Short exercise: Read through the data and count the lines that contain the string "chevron"; give only the result.

[Start of Rows]

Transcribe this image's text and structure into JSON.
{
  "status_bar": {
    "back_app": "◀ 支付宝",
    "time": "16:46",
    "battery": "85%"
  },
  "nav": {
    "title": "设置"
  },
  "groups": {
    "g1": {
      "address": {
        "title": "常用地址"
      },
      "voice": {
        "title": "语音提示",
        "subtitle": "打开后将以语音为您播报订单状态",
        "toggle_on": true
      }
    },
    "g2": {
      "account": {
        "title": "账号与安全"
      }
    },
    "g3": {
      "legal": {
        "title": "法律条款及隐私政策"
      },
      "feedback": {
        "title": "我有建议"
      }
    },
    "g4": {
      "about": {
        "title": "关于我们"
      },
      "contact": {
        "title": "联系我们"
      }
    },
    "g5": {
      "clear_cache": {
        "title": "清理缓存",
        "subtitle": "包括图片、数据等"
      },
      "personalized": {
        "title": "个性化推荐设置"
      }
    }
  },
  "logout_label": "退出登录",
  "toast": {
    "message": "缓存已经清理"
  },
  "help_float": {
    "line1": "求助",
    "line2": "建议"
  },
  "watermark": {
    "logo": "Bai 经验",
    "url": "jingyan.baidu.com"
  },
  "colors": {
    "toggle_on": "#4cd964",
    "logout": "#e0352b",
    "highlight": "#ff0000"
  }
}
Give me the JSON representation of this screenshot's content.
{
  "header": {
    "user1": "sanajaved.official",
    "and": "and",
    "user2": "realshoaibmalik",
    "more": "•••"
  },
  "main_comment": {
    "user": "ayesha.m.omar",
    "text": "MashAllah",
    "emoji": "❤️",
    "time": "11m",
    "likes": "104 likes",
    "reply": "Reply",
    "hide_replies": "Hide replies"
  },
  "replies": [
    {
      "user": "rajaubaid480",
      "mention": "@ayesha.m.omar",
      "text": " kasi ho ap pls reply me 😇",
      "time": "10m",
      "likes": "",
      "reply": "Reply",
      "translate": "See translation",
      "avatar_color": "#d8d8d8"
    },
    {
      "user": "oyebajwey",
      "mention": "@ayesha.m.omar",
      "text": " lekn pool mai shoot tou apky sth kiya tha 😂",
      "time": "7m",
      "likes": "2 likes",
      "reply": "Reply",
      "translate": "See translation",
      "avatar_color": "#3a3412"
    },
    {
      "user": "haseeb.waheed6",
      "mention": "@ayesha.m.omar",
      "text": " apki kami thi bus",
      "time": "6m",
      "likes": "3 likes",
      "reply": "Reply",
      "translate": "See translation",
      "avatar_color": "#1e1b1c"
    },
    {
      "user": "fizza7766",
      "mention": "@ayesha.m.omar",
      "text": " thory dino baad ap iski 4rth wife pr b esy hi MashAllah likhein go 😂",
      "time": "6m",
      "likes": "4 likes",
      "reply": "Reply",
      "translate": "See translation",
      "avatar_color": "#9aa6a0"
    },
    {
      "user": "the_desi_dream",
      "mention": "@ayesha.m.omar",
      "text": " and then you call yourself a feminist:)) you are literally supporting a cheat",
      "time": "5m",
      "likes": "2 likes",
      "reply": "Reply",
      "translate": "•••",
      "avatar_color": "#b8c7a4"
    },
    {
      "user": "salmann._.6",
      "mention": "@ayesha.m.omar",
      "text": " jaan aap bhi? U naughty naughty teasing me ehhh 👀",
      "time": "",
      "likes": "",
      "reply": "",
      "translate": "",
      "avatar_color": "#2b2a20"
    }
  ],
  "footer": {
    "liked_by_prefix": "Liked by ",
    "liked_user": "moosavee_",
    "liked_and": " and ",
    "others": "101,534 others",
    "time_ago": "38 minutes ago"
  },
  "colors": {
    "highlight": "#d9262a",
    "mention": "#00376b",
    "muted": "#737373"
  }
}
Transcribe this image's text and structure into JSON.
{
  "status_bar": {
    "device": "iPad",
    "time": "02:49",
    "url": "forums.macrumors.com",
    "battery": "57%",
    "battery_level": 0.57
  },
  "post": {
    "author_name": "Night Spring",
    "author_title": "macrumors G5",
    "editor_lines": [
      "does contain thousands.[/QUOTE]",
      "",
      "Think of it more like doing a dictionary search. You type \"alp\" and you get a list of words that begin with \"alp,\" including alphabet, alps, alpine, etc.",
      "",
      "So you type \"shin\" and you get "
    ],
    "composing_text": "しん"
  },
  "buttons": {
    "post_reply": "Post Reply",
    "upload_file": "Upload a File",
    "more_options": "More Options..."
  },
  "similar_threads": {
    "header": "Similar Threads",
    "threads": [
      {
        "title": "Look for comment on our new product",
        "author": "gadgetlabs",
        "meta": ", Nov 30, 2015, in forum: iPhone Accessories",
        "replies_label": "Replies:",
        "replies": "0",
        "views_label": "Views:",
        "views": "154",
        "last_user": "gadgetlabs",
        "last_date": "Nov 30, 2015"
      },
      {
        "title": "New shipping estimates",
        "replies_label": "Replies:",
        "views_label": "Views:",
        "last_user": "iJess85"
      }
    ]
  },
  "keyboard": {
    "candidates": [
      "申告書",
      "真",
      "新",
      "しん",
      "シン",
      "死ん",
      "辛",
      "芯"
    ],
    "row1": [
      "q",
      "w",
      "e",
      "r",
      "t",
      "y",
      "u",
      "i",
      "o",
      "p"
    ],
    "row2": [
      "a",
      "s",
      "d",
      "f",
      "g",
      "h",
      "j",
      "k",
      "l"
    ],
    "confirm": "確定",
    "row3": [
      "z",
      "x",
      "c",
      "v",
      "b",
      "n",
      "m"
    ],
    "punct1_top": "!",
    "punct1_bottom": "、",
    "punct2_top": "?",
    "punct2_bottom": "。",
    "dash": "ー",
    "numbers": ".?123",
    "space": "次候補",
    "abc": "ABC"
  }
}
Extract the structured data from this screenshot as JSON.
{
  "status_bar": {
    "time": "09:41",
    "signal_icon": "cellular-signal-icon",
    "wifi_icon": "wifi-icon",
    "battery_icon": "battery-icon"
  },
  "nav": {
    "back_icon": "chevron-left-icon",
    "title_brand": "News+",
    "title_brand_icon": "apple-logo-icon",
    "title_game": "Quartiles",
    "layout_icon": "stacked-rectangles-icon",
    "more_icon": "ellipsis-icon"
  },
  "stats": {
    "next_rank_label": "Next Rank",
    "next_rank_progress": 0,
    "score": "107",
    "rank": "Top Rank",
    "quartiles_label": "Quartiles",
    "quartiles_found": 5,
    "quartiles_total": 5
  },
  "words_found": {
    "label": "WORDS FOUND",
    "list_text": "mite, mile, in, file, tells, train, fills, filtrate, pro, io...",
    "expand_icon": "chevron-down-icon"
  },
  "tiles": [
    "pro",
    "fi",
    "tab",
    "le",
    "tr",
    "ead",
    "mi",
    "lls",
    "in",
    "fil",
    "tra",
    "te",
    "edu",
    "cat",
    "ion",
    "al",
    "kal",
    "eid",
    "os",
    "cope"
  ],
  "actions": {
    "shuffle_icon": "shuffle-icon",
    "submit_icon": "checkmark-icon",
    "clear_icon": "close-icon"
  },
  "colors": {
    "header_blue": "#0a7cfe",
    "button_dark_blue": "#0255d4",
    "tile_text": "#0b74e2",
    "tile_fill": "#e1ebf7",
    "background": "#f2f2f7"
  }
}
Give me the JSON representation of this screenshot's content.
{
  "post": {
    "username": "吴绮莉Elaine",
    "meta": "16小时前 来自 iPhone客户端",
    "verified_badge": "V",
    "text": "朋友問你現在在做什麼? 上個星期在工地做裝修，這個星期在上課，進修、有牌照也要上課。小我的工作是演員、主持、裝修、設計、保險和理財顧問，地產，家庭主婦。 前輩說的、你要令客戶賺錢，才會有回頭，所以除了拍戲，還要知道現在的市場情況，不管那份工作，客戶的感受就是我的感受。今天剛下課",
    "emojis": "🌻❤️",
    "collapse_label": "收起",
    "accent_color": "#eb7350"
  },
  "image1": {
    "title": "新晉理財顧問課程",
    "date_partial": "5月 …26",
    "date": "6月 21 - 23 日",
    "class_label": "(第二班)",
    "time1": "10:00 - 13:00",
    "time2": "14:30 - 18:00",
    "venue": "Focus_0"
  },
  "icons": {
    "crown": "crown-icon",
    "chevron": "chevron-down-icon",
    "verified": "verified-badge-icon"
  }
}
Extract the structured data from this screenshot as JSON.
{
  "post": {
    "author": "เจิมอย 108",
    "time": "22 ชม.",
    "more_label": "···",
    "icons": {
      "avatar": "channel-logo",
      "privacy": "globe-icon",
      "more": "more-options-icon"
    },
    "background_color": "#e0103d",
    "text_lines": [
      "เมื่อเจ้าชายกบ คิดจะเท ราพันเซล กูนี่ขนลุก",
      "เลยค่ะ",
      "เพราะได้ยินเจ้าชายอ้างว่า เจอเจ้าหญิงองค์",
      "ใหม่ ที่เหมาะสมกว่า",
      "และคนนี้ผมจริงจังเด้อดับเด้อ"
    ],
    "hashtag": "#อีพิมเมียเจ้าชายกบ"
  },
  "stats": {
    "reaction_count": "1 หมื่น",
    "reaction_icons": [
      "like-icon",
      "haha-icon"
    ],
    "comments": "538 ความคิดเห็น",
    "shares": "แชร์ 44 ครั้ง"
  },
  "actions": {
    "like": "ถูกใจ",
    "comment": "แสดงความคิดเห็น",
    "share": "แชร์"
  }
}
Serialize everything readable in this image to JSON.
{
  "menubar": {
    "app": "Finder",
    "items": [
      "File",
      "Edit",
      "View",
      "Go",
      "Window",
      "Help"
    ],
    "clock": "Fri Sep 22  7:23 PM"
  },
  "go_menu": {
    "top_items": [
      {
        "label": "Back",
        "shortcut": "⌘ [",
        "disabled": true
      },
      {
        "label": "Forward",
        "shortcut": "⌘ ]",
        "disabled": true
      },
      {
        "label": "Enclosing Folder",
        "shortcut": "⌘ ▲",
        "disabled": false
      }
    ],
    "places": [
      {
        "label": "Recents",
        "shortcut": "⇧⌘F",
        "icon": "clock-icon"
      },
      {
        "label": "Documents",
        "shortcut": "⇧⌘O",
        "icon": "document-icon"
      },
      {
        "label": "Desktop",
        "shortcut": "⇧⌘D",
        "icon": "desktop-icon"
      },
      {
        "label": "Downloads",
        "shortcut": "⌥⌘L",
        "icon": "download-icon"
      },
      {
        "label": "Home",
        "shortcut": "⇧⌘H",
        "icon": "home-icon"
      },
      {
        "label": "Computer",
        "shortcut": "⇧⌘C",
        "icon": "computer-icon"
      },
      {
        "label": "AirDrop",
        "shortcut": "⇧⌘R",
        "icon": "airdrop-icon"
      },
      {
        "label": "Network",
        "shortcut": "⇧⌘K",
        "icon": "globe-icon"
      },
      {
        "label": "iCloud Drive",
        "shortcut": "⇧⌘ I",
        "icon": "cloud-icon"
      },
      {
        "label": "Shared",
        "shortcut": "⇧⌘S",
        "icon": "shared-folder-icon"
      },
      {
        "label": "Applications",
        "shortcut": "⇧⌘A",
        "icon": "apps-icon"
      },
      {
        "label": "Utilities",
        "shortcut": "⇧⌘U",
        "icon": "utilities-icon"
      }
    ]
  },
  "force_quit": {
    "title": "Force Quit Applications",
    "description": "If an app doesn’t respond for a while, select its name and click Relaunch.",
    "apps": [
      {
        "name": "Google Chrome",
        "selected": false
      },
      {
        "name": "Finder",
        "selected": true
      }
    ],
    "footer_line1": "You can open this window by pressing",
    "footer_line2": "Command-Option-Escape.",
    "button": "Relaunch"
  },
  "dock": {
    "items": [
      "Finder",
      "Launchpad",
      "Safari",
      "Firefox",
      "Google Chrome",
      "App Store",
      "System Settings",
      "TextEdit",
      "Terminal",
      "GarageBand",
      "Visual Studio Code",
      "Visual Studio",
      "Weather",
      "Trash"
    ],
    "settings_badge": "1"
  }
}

[End of Rows]

Answer to this problem: 3